[Data records]

··········

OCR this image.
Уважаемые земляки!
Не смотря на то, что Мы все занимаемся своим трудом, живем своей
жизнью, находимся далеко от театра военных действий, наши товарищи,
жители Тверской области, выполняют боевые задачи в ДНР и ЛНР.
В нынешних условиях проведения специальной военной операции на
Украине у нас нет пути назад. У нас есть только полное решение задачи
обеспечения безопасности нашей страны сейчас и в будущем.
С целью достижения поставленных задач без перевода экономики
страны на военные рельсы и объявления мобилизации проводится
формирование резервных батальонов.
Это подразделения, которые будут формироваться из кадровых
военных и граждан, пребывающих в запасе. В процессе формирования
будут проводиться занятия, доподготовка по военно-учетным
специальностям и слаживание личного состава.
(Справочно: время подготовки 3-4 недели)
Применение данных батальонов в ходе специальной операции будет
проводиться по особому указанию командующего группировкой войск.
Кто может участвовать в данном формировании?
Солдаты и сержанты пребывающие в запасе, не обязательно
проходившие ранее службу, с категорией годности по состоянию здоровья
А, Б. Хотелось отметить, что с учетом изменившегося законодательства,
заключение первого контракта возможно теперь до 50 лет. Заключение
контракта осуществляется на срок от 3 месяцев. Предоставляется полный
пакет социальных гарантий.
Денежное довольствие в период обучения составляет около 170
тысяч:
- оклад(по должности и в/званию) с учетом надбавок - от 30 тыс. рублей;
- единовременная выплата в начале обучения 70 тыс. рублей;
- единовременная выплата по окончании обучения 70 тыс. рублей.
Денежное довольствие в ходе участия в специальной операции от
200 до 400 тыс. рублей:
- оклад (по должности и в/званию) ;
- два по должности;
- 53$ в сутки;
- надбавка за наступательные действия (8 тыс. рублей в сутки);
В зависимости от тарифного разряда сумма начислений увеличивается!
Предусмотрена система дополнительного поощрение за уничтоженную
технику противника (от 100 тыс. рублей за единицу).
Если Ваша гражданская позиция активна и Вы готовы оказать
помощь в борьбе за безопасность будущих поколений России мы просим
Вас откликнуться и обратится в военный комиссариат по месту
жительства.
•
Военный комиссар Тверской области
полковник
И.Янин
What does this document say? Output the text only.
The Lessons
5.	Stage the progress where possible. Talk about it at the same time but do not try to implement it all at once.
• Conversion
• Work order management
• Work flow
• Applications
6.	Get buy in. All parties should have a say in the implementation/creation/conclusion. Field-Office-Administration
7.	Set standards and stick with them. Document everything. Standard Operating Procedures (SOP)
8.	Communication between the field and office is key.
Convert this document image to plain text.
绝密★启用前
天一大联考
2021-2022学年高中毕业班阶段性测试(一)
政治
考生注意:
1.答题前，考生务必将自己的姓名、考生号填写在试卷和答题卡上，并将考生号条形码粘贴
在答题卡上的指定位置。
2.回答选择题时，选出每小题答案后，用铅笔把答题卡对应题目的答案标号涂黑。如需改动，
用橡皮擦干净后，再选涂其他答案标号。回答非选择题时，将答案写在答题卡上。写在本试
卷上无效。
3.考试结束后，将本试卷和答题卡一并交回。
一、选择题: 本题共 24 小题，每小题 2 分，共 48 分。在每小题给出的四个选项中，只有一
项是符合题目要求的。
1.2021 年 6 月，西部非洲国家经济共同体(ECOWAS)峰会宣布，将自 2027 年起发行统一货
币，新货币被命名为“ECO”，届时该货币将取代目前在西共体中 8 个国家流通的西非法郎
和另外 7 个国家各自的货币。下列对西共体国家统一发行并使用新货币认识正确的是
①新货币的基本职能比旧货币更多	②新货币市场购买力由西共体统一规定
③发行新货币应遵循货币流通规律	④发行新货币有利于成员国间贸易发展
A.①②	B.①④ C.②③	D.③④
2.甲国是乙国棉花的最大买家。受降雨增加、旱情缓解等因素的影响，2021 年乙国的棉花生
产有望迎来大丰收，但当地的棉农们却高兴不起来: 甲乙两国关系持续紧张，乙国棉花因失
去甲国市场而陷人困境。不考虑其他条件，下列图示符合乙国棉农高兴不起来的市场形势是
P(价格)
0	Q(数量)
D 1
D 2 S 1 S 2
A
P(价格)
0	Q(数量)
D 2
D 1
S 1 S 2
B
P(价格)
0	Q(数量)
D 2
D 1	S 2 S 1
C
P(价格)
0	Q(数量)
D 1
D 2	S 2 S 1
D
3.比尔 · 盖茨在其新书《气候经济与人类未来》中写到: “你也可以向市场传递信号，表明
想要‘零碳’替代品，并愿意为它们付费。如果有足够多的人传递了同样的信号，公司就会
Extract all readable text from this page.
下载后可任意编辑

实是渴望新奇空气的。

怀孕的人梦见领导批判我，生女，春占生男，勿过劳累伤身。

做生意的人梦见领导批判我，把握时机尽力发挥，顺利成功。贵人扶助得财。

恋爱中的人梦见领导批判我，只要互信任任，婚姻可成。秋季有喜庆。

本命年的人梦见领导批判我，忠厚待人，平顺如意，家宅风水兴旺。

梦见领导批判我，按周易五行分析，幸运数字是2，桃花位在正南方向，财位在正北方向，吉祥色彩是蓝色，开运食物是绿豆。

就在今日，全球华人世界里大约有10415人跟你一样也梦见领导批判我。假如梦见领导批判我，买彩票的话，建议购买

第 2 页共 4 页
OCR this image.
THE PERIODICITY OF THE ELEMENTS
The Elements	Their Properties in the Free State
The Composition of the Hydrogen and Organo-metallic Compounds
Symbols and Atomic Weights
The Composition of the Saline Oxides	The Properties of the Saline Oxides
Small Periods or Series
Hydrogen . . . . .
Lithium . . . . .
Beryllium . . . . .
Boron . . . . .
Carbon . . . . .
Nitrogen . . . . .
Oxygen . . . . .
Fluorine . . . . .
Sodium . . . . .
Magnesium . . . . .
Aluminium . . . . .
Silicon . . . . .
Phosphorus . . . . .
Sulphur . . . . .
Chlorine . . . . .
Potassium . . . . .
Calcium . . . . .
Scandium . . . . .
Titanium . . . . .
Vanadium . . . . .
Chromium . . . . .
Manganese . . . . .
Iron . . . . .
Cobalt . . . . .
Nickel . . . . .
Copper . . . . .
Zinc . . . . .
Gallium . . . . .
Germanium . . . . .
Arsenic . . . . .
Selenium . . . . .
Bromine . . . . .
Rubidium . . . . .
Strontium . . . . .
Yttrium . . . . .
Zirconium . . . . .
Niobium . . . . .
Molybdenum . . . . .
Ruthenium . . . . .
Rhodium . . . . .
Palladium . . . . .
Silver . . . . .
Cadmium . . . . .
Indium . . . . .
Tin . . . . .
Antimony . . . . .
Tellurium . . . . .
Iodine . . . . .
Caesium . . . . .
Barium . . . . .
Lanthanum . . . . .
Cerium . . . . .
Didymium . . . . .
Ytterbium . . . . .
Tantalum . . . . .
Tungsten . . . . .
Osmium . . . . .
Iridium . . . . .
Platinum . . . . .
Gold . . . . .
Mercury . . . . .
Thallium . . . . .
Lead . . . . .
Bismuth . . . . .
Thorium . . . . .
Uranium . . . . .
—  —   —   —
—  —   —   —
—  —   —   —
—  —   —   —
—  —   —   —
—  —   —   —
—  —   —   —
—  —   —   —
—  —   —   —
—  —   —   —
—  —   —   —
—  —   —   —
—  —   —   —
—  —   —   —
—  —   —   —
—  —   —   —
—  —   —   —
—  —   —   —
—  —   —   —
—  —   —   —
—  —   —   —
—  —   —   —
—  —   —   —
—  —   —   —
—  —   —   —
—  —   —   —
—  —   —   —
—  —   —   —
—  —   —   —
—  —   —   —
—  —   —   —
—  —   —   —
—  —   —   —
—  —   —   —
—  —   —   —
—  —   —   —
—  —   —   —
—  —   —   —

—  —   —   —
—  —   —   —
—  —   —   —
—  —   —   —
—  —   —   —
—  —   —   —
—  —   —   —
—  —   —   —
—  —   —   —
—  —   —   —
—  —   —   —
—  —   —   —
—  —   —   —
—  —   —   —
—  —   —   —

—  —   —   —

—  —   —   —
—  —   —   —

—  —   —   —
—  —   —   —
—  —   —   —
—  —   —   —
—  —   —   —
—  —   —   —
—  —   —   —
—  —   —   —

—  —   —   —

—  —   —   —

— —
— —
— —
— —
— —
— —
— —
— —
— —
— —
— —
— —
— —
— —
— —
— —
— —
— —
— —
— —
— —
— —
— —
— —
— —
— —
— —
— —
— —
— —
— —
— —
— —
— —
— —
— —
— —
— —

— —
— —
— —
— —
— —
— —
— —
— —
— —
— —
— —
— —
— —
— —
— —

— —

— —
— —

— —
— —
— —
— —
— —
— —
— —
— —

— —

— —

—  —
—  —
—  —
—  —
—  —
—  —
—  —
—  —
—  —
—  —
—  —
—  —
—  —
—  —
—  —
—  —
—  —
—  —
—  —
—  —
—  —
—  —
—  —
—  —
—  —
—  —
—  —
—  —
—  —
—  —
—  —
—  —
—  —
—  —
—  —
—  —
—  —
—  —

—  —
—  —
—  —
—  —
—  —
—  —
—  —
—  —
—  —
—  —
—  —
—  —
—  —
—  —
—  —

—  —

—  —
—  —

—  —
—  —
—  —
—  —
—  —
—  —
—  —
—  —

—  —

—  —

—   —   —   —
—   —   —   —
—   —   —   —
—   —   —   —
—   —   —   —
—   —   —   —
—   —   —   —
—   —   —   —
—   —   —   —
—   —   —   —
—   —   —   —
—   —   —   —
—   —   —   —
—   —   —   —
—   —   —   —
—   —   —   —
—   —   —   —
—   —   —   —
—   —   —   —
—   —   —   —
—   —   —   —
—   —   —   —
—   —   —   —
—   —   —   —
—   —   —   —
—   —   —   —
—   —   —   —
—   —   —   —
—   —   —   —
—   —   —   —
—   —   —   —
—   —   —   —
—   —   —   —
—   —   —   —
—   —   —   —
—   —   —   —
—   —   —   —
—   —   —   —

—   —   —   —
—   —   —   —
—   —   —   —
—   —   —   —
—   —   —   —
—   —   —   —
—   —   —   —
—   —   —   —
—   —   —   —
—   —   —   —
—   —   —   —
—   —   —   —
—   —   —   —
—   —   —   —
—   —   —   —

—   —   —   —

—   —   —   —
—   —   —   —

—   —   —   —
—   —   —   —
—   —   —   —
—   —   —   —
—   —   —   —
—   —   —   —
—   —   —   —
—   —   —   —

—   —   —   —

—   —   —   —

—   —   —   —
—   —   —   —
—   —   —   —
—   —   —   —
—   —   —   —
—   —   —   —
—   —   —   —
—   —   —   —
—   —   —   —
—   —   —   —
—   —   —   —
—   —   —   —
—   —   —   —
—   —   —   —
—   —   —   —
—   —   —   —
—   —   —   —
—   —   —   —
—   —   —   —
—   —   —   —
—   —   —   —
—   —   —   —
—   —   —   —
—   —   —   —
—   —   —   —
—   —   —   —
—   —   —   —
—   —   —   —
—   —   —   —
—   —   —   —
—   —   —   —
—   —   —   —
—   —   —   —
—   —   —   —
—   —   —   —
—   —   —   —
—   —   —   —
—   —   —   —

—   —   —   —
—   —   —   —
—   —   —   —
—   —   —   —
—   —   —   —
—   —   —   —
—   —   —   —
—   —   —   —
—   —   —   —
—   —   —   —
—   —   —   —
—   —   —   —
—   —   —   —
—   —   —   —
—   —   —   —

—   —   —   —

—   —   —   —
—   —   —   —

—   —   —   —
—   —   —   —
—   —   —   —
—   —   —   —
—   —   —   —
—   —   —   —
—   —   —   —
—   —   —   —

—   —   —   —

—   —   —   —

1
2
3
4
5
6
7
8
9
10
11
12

··········

• [DESCRIPTION OF THE TASK] Count every line in the data where the string "довольствие" occurs. Give nothing except the number.

• [RESPONSE] 2